===== Document passage

UK-based contemporary visual artist Haroon Mirza. (Photo: David Bebber)

Born in 1977 in London, Mirza has a BA in painting from Winchester School of Art, and MAs in critical practice and theory from Goldsmiths College, London, and in fine art from Chelsea College of Art and Design.

Sabih Ahmed, Associate Director and Curator at Ishara Art Foundation, in his introductory remarks referred to Mirza’s ‘Light Work xlix’ featured on the mezzanine floor of the gallery as a light installation, which is actually quite phenomenal … you’re looking at neon lights on the floor. But the work is actually on the ceiling, a white light effect as calibration of certain frequencies and energies and electricity in a certain way. And that's really what excited us to have Haroon in the ‘Notations on Time’ exhibition.”

“The show is really about how do we experience time? How do we read time? Where do we read time? And how does time get registered in our bodies, in the ecosystem, in machines? And in organic life on the planet as well as on cosmic scales. There’s an interest in various kinds of scales that is both measured in particles and waves.”

Moderated by art critic and editor Jyoti Dhar, the talk offered insights into the ideas, questions, research, and explorations that underlie Mirza’s practice.

Mirza’s work has been exhibited in far corners of the world, including the Gulf, and most recently in Saudi Arabia.

==========
===== Source data

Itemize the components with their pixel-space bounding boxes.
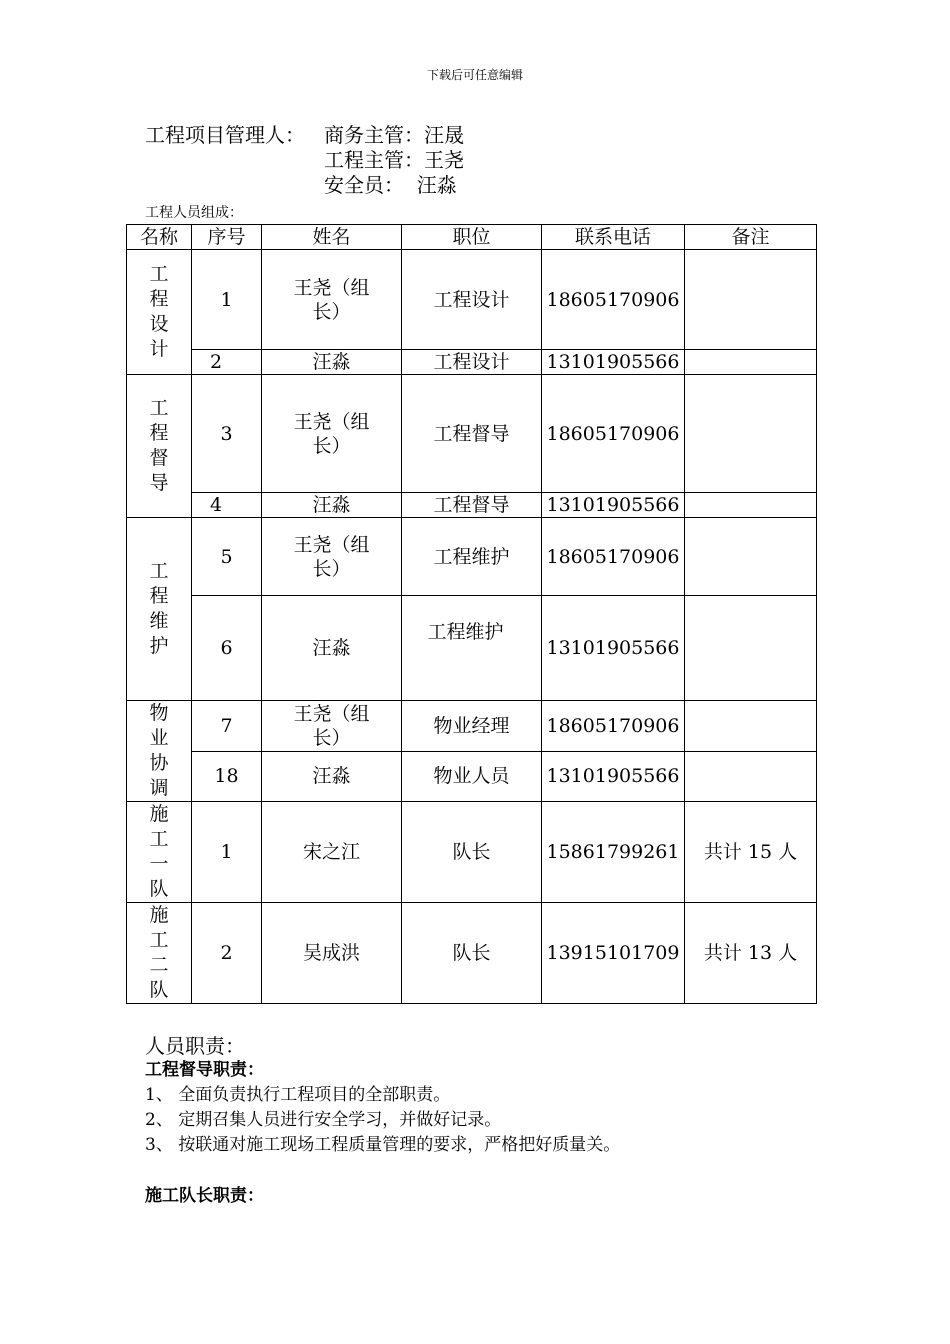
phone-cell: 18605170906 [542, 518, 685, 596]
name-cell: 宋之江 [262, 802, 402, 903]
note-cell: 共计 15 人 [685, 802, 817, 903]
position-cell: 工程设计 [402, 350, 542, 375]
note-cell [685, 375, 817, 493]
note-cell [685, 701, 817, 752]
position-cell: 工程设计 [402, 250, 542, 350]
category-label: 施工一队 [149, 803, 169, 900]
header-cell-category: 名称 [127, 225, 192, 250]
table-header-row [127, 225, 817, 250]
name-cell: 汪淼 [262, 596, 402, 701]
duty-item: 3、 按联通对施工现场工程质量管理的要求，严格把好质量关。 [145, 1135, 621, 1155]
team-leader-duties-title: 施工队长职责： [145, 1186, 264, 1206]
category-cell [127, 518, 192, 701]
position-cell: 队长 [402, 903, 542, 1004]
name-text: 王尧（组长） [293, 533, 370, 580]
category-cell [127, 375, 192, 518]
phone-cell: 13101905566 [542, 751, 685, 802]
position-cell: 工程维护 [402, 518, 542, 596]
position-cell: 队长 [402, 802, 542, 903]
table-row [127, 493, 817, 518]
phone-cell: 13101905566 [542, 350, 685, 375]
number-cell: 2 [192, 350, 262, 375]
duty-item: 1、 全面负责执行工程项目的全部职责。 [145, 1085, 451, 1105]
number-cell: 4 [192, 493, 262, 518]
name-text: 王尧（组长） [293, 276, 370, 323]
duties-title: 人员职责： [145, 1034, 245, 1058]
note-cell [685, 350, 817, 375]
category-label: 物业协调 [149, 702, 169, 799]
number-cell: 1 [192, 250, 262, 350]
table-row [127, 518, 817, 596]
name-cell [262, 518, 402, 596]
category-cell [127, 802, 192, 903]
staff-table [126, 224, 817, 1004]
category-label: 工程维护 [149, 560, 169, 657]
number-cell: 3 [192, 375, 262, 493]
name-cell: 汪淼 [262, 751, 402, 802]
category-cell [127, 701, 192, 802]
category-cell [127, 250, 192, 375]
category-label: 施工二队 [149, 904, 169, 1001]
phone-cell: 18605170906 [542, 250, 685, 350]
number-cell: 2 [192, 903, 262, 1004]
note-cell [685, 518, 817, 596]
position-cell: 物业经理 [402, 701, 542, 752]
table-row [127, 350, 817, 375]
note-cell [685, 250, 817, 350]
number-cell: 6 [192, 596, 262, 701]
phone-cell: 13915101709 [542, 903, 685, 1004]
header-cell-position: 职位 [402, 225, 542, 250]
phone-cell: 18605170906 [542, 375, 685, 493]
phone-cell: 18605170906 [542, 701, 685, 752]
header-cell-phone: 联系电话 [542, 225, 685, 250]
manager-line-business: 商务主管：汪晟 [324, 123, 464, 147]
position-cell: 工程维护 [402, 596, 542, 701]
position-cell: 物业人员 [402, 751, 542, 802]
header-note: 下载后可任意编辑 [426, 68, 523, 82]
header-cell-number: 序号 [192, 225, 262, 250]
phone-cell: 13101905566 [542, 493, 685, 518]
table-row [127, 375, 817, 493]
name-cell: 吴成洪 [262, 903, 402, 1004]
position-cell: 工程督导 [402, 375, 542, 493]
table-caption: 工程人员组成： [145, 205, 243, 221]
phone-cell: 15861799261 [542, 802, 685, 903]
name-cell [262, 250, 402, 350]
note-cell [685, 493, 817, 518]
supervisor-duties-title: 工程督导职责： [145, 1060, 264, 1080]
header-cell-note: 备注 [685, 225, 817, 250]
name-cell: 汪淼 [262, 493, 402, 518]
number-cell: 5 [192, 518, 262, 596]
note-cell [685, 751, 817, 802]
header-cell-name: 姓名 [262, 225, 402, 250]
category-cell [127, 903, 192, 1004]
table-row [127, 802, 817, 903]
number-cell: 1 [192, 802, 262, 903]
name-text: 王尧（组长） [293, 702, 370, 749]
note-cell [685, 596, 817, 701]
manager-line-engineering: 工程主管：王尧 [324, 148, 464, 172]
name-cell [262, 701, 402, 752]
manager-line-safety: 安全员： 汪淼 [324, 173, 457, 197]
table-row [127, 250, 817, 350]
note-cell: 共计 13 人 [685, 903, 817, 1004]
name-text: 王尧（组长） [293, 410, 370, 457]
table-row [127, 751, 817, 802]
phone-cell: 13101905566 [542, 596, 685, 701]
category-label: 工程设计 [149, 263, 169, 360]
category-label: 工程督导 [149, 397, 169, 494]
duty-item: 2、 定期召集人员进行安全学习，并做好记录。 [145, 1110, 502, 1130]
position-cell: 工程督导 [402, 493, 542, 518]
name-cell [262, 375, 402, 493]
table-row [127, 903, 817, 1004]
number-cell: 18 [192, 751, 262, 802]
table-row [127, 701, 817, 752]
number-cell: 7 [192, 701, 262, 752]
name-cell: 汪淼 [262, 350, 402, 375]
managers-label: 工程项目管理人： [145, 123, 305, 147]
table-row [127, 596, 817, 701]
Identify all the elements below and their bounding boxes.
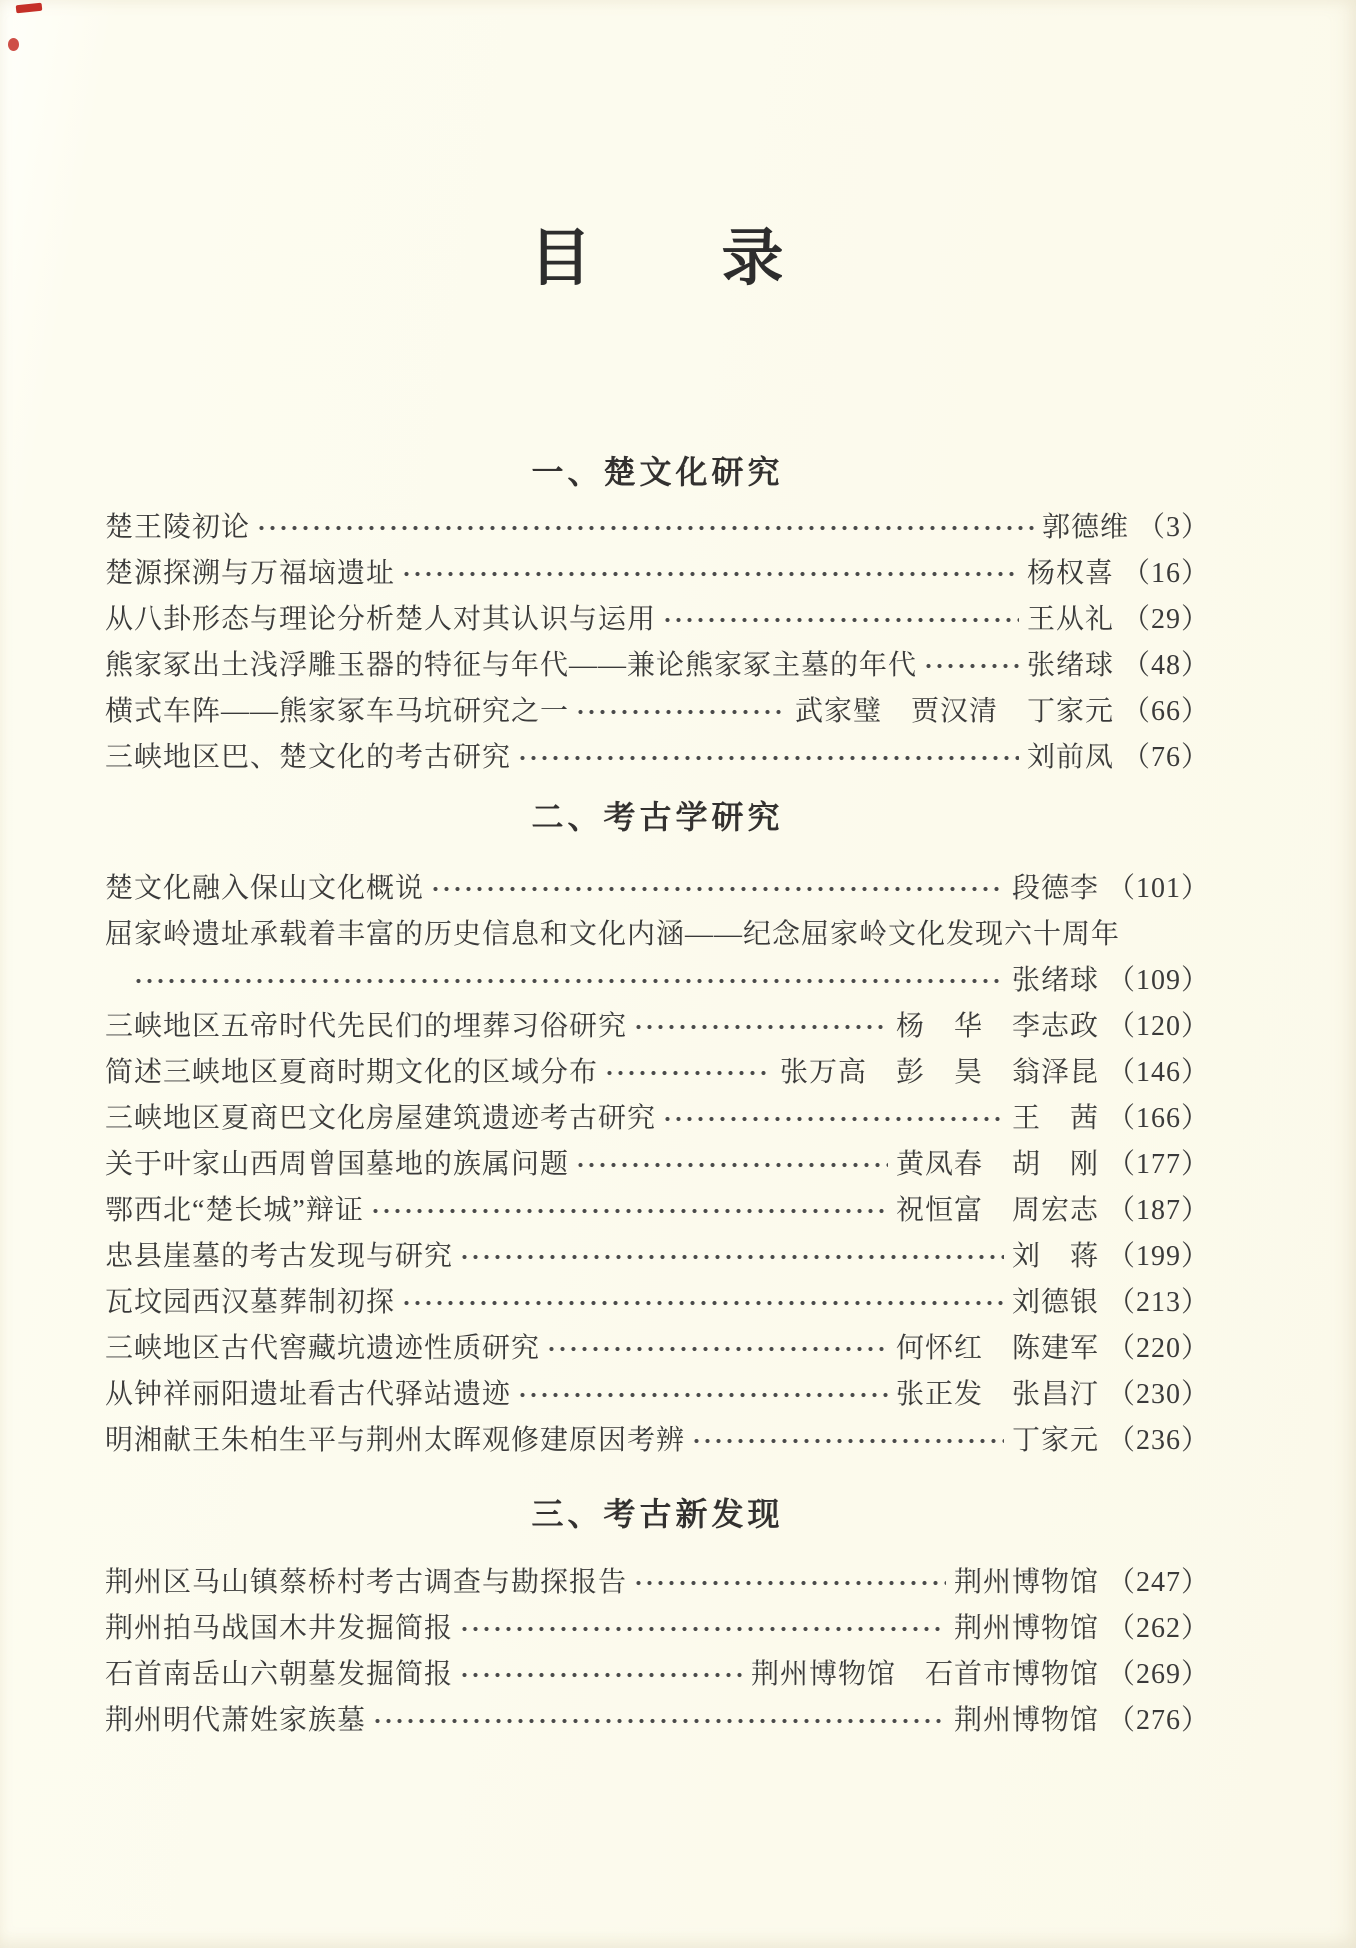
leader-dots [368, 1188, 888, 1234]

==========

- Exercises -
a: Reproduce the listing verbatim from the line containing "phone-cell: 18605170906 [542, 518, 685, 596]" down to the line containing "table-header-row [127, 225, 817, 250]", including both of those lines.
b: Resume the Haroon Mirza article from the point at which it stops.
The Haroon Mirza article and the listing come from unrelated sources.

- Responses to the exercise -
a:
phone-cell: 18605170906 [542, 518, 685, 596]
name-cell: 宋之江 [262, 802, 402, 903]
note-cell: 共计 15 人 [685, 802, 817, 903]
position-cell: 工程设计 [402, 350, 542, 375]
note-cell [685, 375, 817, 493]
note-cell [685, 701, 817, 752]
position-cell: 工程设计 [402, 250, 542, 350]
category-label: 施工一队 [149, 803, 169, 900]
header-cell-category: 名称 [127, 225, 192, 250]
table-header-row [127, 225, 817, 250]

b:
Mirza, in his presentation took the audience through different bodies of work, practice, and an overview of the basic principles as it evolved up to the present.

But then it is also interesting that even a decade ago, Mirza’s installation ‘Falling Rope,’ 2013 (LED, LED controllers, LCD monitor, speakers, media player, and cables) was featured at the Sharjah Biennial 11 in 2013. The work was inspired by a 1907 photograph by Herbert Ponting of Shiraito (literally, 'falling string') Waterfall, in Fujinomiya, with Mount Fuji in the background.

“So you know, I’m not new to the region in that sense, but it’s true that I’ve never really spent time here.”

Recalling the early days, he said. “Even though I am known as an artist who worked with electricity as the primary medium, it took me a while to kind of come to that realization. I thought I was using electronics to make music. I was producing sounds from hacking household objects. And I was layering those sounds and organizing in some way to sort of create these auditory compositions.”

Mirza describes it as a kind of curatorial practice and also a practice of composition. “I like to call it composition in the sense that I’m composing with both visual and acoustic material simultaneously. But one of the key things was working with electricity and radio and things on the electromagnetic spectrum, both in terms of light and electricity, but also sound waves, and kind of manipulating those things and working with it. So I was creating form, and these elements were sort of playing out within space and time.”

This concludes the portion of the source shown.